**EXERCISE TASK:**
Set the listing down again exactly, please, apart from its pictures.

>> Start PROVIDED ENTRIES

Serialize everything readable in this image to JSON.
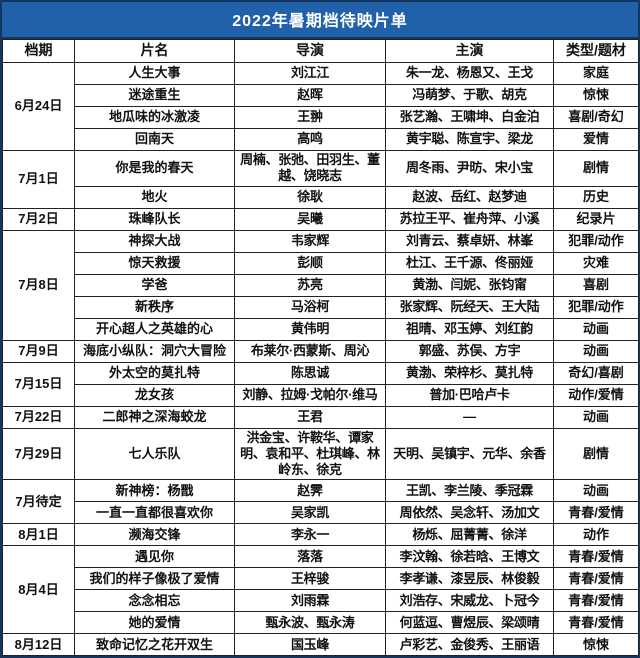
{
  "chart_data": {
    "type": "table",
    "title": "2022年暑期档待映片单",
    "columns": [
      "档期",
      "片名",
      "导演",
      "主演",
      "类型/题材"
    ],
    "groups": [
      {
        "date": "6月24日",
        "films": [
          {
            "name": "人生大事",
            "director": "刘江江",
            "cast": "朱一龙、杨恩又、王戈",
            "genre": "家庭"
          },
          {
            "name": "迷途重生",
            "director": "赵晖",
            "cast": "冯萌梦、于歌、胡克",
            "genre": "惊悚"
          },
          {
            "name": "地瓜味的冰激凌",
            "director": "王翀",
            "cast": "张艺瀚、王啸坤、白金泊",
            "genre": "喜剧/奇幻"
          },
          {
            "name": "回南天",
            "director": "高鸣",
            "cast": "黄宇聪、陈宣宇、梁龙",
            "genre": "爱情"
          }
        ]
      },
      {
        "date": "7月1日",
        "films": [
          {
            "name": "你是我的春天",
            "director": "周楠、张弛、田羽生、董越、饶晓志",
            "cast": "周冬雨、尹昉、宋小宝",
            "genre": "剧情"
          },
          {
            "name": "地火",
            "director": "徐耿",
            "cast": "赵波、岳红、赵梦迪",
            "genre": "历史"
          }
        ]
      },
      {
        "date": "7月2日",
        "films": [
          {
            "name": "珠峰队长",
            "director": "吴曦",
            "cast": "苏拉王平、崔舟萍、小溪",
            "genre": "纪录片"
          }
        ]
      },
      {
        "date": "7月8日",
        "films": [
          {
            "name": "神探大战",
            "director": "韦家辉",
            "cast": "刘青云、蔡卓妍、林峯",
            "genre": "犯罪/动作"
          },
          {
            "name": "惊天救援",
            "director": "彭顺",
            "cast": "杜江、王千源、佟丽娅",
            "genre": "灾难"
          },
          {
            "name": "学爸",
            "director": "苏亮",
            "cast": "黄渤、闫妮、张钧甯",
            "genre": "喜剧"
          },
          {
            "name": "新秩序",
            "director": "马浴柯",
            "cast": "张家辉、阮经天、王大陆",
            "genre": "犯罪/动作"
          },
          {
            "name": "开心超人之英雄的心",
            "director": "黄伟明",
            "cast": "祖晴、邓玉婷、刘红韵",
            "genre": "动画"
          }
        ]
      },
      {
        "date": "7月9日",
        "films": [
          {
            "name": "海底小纵队：洞穴大冒险",
            "director": "布莱尔·西蒙斯、周沁",
            "cast": "郭盛、苏俣、方宇",
            "genre": "动画"
          }
        ]
      },
      {
        "date": "7月15日",
        "films": [
          {
            "name": "外太空的莫扎特",
            "director": "陈思诚",
            "cast": "黄渤、荣梓杉、莫扎特",
            "genre": "奇幻/喜剧"
          },
          {
            "name": "龙女孩",
            "director": "刘静、拉姆·戈帕尔·维马",
            "cast": "普加·巴哈卢卡",
            "genre": "动作/爱情"
          }
        ]
      },
      {
        "date": "7月22日",
        "films": [
          {
            "name": "二郎神之深海蛟龙",
            "director": "王君",
            "cast": "—",
            "genre": "动画"
          }
        ]
      },
      {
        "date": "7月29日",
        "films": [
          {
            "name": "七人乐队",
            "director": "洪金宝、许鞍华、谭家明、袁和平、杜琪峰、林岭东、徐克",
            "cast": "天明、吴镇宇、元华、余香",
            "genre": "剧情"
          }
        ]
      },
      {
        "date": "7月待定",
        "films": [
          {
            "name": "新神榜：杨戬",
            "director": "赵霁",
            "cast": "王凯、李兰陵、季冠霖",
            "genre": "动画"
          },
          {
            "name": "一直一直都很喜欢你",
            "director": "吴家凯",
            "cast": "周依然、吴念轩、汤加文",
            "genre": "青春/爱情"
          }
        ]
      },
      {
        "date": "8月1日",
        "films": [
          {
            "name": "濒海交锋",
            "director": "李永一",
            "cast": "杨烁、屈菁菁、徐洋",
            "genre": "动作"
          }
        ]
      },
      {
        "date": "8月4日",
        "films": [
          {
            "name": "遇见你",
            "director": "落落",
            "cast": "李汶翰、徐若晗、王博文",
            "genre": "青春/爱情"
          },
          {
            "name": "我们的样子像极了爱情",
            "director": "王梓骏",
            "cast": "李孝谦、漆昱辰、林俊毅",
            "genre": "青春/爱情"
          },
          {
            "name": "念念相忘",
            "director": "刘雨霖",
            "cast": "刘浩存、宋威龙、卜冠今",
            "genre": "青春/爱情"
          },
          {
            "name": "她的爱情",
            "director": "甄永波、甄永涛",
            "cast": "何蓝逗、曹煜辰、梁颂晴",
            "genre": "青春/爱情"
          }
        ]
      },
      {
        "date": "8月12日",
        "films": [
          {
            "name": "致命记忆之花开双生",
            "director": "国玉峰",
            "cast": "卢彩艺、金俊秀、王丽语",
            "genre": "惊悚"
          }
        ]
      }
    ]
  },
  "colors": {
    "title_bg": "#2161a9",
    "outer_border": "#15375f",
    "grid_line": "#222222",
    "title_text": "#ffffff",
    "body_text": "#111111"
  }
}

>> End PROVIDED ENTRIES

**THE COMPLETED TASK:**
Serialize everything readable in this image to JSON.
{
  "chart_data": {
    "type": "table",
    "title": "2022年暑期档待映片单",
    "columns": [
      "档期",
      "片名",
      "导演",
      "主演",
      "类型/题材"
    ],
    "groups": [
      {
        "date": "6月24日",
        "films": [
          {
            "name": "人生大事",
            "director": "刘江江",
            "cast": "朱一龙、杨恩又、王戈",
            "genre": "家庭"
          },
          {
            "name": "迷途重生",
            "director": "赵晖",
            "cast": "冯萌梦、于歌、胡克",
            "genre": "惊悚"
          },
          {
            "name": "地瓜味的冰激凌",
            "director": "王翀",
            "cast": "张艺瀚、王啸坤、白金泊",
            "genre": "喜剧/奇幻"
          },
          {
            "name": "回南天",
            "director": "高鸣",
            "cast": "黄宇聪、陈宣宇、梁龙",
            "genre": "爱情"
          }
        ]
      },
      {
        "date": "7月1日",
        "films": [
          {
            "name": "你是我的春天",
            "director": "周楠、张弛、田羽生、董越、饶晓志",
            "cast": "周冬雨、尹昉、宋小宝",
            "genre": "剧情"
          },
          {
            "name": "地火",
            "director": "徐耿",
            "cast": "赵波、岳红、赵梦迪",
            "genre": "历史"
          }
        ]
      },
      {
        "date": "7月2日",
        "films": [
          {
            "name": "珠峰队长",
            "director": "吴曦",
            "cast": "苏拉王平、崔舟萍、小溪",
            "genre": "纪录片"
          }
        ]
      },
      {
        "date": "7月8日",
        "films": [
          {
            "name": "神探大战",
            "director": "韦家辉",
            "cast": "刘青云、蔡卓妍、林峯",
            "genre": "犯罪/动作"
          },
          {
            "name": "惊天救援",
            "director": "彭顺",
            "cast": "杜江、王千源、佟丽娅",
            "genre": "灾难"
          },
          {
            "name": "学爸",
            "director": "苏亮",
            "cast": "黄渤、闫妮、张钧甯",
            "genre": "喜剧"
          },
          {
            "name": "新秩序",
            "director": "马浴柯",
            "cast": "张家辉、阮经天、王大陆",
            "genre": "犯罪/动作"
          },
          {
            "name": "开心超人之英雄的心",
            "director": "黄伟明",
            "cast": "祖晴、邓玉婷、刘红韵",
            "genre": "动画"
          }
        ]
      },
      {
        "date": "7月9日",
        "films": [
          {
            "name": "海底小纵队：洞穴大冒险",
            "director": "布莱尔·西蒙斯、周沁",
            "cast": "郭盛、苏俣、方宇",
            "genre": "动画"
          }
        ]
      },
      {
        "date": "7月15日",
        "films": [
          {
            "name": "外太空的莫扎特",
            "director": "陈思诚",
            "cast": "黄渤、荣梓杉、莫扎特",
            "genre": "奇幻/喜剧"
          },
          {
            "name": "龙女孩",
            "director": "刘静、拉姆·戈帕尔·维马",
            "cast": "普加·巴哈卢卡",
            "genre": "动作/爱情"
          }
        ]
      },
      {
        "date": "7月22日",
        "films": [
          {
            "name": "二郎神之深海蛟龙",
            "director": "王君",
            "cast": "—",
            "genre": "动画"
          }
        ]
      },
      {
        "date": "7月29日",
        "films": [
          {
            "name": "七人乐队",
            "director": "洪金宝、许鞍华、谭家明、袁和平、杜琪峰、林岭东、徐克",
            "cast": "天明、吴镇宇、元华、余香",
            "genre": "剧情"
          }
        ]
      },
      {
        "date": "7月待定",
        "films": [
          {
            "name": "新神榜：杨戬",
            "director": "赵霁",
            "cast": "王凯、李兰陵、季冠霖",
            "genre": "动画"
          },
          {
            "name": "一直一直都很喜欢你",
            "director": "吴家凯",
            "cast": "周依然、吴念轩、汤加文",
            "genre": "青春/爱情"
          }
        ]
      },
      {
        "date": "8月1日",
        "films": [
          {
            "name": "濒海交锋",
            "director": "李永一",
            "cast": "杨烁、屈菁菁、徐洋",
            "genre": "动作"
          }
        ]
      },
      {
        "date": "8月4日",
        "films": [
          {
            "name": "遇见你",
            "director": "落落",
            "cast": "李汶翰、徐若晗、王博文",
            "genre": "青春/爱情"
          },
          {
            "name": "我们的样子像极了爱情",
            "director": "王梓骏",
            "cast": "李孝谦、漆昱辰、林俊毅",
            "genre": "青春/爱情"
          },
          {
            "name": "念念相忘",
            "director": "刘雨霖",
            "cast": "刘浩存、宋威龙、卜冠今",
            "genre": "青春/爱情"
          },
          {
            "name": "她的爱情",
            "director": "甄永波、甄永涛",
            "cast": "何蓝逗、曹煜辰、梁颂晴",
            "genre": "青春/爱情"
          }
        ]
      },
      {
        "date": "8月12日",
        "films": [
          {
            "name": "致命记忆之花开双生",
            "director": "国玉峰",
            "cast": "卢彩艺、金俊秀、王丽语",
            "genre": "惊悚"
          }
        ]
      }
    ]
  },
  "colors": {
    "title_bg": "#2161a9",
    "outer_border": "#15375f",
    "grid_line": "#222222",
    "title_text": "#ffffff",
    "body_text": "#111111"
  }
}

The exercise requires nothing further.